Provided data
########################################

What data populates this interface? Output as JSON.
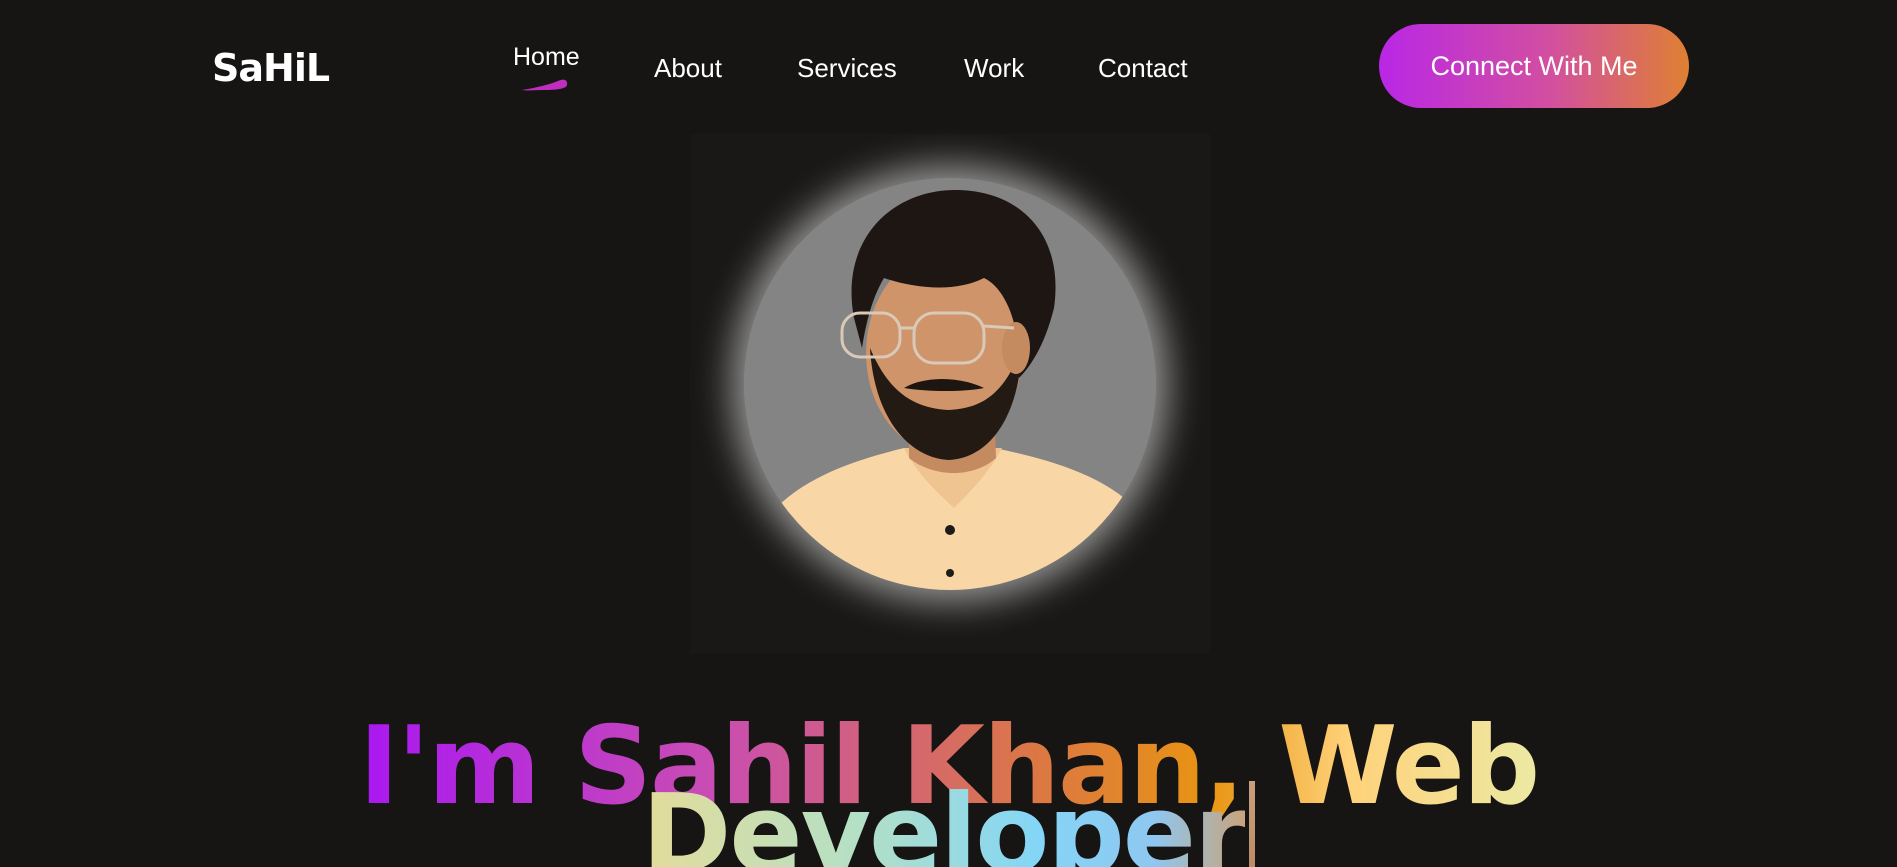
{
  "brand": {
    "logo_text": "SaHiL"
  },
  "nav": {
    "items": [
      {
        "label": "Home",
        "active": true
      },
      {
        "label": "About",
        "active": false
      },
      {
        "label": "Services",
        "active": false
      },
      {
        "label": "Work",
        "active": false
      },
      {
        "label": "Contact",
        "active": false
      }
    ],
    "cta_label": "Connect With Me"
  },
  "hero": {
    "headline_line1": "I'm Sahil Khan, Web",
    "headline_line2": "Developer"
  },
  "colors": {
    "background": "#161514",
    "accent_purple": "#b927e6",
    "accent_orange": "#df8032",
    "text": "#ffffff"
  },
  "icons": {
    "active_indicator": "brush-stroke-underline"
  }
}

########################################

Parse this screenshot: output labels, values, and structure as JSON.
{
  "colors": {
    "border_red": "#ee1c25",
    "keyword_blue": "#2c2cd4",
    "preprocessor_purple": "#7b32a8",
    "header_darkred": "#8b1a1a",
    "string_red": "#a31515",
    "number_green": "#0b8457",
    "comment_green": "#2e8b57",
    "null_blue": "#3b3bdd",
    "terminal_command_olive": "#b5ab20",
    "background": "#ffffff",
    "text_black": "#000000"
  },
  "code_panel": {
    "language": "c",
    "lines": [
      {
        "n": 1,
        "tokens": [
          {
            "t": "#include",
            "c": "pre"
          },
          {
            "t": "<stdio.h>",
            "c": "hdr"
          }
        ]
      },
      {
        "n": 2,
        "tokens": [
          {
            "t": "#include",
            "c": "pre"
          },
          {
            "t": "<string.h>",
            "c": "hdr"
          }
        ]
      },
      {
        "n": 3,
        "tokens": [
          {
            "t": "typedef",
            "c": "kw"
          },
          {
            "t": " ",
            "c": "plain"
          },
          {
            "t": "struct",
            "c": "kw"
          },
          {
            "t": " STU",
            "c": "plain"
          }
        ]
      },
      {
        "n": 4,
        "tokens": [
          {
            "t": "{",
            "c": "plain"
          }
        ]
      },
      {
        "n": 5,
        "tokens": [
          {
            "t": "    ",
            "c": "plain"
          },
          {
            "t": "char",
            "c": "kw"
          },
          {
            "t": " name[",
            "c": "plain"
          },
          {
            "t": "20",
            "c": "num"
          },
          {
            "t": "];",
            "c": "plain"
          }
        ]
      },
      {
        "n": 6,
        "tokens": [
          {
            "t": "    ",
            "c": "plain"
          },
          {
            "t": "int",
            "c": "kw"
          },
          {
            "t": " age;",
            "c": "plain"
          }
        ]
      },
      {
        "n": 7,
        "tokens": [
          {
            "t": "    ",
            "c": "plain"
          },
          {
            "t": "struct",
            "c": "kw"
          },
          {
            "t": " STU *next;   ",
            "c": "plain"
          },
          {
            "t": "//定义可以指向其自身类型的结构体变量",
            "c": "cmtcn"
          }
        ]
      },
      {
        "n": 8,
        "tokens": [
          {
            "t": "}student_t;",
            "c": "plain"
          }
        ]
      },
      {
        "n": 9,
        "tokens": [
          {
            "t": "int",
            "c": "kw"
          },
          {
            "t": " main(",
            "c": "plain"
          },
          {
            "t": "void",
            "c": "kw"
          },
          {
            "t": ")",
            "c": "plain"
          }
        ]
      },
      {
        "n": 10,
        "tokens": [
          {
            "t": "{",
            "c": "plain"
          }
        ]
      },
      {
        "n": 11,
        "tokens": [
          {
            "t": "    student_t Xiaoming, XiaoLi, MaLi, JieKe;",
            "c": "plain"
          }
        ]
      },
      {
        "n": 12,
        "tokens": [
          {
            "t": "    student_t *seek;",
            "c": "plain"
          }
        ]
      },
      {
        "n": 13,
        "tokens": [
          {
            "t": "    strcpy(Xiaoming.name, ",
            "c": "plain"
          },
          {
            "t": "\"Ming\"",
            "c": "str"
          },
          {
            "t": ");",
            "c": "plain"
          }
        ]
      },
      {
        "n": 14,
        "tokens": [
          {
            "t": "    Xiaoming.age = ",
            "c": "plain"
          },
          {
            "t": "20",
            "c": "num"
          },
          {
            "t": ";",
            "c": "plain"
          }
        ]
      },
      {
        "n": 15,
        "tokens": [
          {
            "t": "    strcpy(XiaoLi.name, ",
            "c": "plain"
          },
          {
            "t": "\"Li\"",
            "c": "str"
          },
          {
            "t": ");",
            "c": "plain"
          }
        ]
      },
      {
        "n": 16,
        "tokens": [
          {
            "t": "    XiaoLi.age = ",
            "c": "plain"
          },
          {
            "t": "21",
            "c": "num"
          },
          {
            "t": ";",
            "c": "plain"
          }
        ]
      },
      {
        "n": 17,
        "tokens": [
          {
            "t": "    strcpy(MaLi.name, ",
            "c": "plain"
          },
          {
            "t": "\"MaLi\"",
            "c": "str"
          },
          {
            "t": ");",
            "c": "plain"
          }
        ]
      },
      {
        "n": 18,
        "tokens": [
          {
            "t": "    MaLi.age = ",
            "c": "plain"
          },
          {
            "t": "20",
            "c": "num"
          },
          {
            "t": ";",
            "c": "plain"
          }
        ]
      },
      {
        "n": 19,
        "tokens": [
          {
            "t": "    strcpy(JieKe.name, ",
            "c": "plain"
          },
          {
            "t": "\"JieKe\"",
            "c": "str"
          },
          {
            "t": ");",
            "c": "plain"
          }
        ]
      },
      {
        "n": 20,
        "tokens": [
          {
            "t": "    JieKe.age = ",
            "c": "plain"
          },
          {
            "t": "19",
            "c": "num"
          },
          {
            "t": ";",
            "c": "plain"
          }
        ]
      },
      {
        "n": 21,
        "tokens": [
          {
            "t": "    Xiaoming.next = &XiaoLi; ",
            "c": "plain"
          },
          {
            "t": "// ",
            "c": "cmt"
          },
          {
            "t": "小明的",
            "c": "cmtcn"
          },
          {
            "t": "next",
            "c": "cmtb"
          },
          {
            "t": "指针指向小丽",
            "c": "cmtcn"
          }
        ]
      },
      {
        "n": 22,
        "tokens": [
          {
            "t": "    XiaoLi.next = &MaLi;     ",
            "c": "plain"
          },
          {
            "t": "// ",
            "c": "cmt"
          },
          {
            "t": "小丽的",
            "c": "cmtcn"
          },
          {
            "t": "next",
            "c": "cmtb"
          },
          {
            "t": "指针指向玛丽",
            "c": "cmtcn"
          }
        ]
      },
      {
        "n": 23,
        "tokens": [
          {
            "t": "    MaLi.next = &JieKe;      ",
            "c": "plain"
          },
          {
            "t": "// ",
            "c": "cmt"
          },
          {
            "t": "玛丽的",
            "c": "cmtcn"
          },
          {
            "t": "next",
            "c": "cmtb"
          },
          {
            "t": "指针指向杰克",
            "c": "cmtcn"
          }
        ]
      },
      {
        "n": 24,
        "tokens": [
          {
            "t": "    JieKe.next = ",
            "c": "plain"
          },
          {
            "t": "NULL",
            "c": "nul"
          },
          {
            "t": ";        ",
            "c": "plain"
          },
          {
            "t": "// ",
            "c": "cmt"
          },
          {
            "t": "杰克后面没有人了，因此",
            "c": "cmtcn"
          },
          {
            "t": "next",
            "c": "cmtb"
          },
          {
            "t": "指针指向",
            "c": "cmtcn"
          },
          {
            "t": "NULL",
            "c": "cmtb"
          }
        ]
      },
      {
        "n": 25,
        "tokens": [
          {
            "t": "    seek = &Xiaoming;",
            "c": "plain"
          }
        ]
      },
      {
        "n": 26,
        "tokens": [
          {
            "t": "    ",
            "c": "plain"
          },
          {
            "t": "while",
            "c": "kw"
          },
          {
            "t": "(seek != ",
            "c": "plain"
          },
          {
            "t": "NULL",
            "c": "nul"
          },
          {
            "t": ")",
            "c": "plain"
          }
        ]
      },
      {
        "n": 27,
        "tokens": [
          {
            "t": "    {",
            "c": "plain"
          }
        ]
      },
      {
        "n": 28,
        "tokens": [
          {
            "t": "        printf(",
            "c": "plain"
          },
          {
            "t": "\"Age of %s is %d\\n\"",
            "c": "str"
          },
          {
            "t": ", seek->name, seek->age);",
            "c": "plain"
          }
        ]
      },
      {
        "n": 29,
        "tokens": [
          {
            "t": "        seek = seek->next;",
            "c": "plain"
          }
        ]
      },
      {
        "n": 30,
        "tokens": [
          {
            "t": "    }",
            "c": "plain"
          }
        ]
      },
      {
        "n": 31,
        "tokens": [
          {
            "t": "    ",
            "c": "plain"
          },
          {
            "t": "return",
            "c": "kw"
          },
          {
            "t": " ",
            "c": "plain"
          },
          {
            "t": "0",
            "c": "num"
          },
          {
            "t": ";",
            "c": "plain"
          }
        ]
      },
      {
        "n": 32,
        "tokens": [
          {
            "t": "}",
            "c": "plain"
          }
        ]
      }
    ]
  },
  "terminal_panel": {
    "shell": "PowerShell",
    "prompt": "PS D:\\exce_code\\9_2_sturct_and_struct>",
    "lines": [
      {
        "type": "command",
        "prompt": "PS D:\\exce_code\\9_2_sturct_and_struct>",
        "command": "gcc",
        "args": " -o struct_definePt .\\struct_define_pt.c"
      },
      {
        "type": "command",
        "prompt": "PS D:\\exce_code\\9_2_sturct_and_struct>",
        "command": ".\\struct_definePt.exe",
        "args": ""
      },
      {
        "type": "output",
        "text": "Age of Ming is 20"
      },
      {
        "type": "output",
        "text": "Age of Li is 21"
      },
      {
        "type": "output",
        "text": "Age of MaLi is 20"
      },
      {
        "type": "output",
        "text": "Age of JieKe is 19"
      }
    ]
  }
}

########################################

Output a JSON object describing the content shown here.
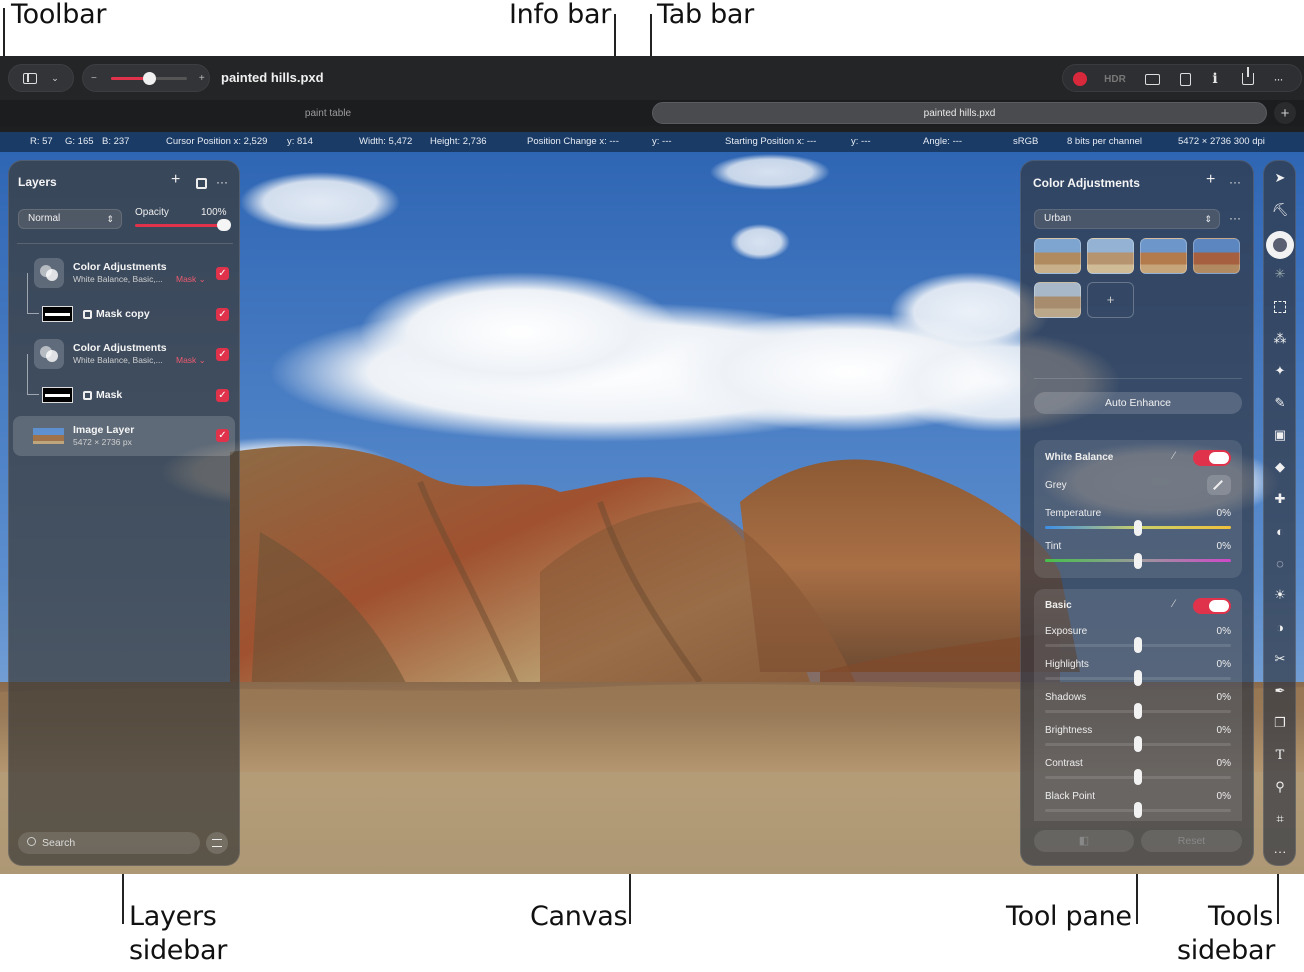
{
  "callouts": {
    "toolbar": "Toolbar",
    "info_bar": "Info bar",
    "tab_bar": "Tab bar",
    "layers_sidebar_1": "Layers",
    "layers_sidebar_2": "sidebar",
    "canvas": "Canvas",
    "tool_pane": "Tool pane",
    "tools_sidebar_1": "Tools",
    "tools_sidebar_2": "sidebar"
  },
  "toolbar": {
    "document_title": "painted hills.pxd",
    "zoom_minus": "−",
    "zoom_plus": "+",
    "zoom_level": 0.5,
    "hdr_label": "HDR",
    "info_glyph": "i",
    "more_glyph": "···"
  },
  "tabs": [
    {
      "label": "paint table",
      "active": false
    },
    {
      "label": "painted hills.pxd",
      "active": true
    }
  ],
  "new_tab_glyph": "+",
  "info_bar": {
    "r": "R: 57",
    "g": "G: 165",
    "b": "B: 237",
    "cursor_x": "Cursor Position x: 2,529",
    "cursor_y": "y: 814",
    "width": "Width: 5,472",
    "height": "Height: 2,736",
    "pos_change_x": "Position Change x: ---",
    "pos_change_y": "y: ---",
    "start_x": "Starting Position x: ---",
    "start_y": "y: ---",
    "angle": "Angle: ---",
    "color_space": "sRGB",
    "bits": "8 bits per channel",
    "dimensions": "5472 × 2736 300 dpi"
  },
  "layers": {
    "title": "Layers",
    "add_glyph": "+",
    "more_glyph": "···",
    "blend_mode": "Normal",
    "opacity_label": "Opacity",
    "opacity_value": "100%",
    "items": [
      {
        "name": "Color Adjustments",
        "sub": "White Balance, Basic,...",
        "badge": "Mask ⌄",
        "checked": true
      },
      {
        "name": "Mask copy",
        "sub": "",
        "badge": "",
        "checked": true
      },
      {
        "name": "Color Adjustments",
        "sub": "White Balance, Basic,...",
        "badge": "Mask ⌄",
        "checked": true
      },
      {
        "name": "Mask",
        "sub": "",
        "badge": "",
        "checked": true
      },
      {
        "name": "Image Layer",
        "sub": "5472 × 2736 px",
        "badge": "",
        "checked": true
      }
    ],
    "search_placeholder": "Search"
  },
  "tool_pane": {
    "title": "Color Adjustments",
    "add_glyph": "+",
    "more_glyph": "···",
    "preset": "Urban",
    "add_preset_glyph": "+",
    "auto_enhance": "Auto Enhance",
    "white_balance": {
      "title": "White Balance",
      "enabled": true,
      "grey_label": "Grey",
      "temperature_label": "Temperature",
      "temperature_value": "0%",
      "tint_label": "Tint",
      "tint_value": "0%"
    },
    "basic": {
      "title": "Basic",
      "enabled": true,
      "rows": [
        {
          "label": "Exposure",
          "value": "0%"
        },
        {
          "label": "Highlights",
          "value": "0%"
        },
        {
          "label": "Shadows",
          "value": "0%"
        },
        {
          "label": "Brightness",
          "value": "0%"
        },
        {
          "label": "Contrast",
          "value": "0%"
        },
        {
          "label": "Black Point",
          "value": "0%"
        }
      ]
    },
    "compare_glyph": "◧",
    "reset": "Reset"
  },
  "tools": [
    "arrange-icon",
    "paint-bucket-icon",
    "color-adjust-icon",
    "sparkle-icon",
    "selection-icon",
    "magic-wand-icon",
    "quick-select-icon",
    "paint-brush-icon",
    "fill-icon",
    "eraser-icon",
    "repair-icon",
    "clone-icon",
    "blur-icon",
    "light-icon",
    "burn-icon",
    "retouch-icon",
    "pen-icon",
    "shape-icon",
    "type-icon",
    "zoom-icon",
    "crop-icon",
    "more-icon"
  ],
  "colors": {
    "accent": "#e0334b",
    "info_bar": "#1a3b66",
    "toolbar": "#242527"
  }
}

########################################

Task description
From the records, copy every line that has the string "background" in it.

Reply
    "background": "#161514",
    "background": "#ffffff",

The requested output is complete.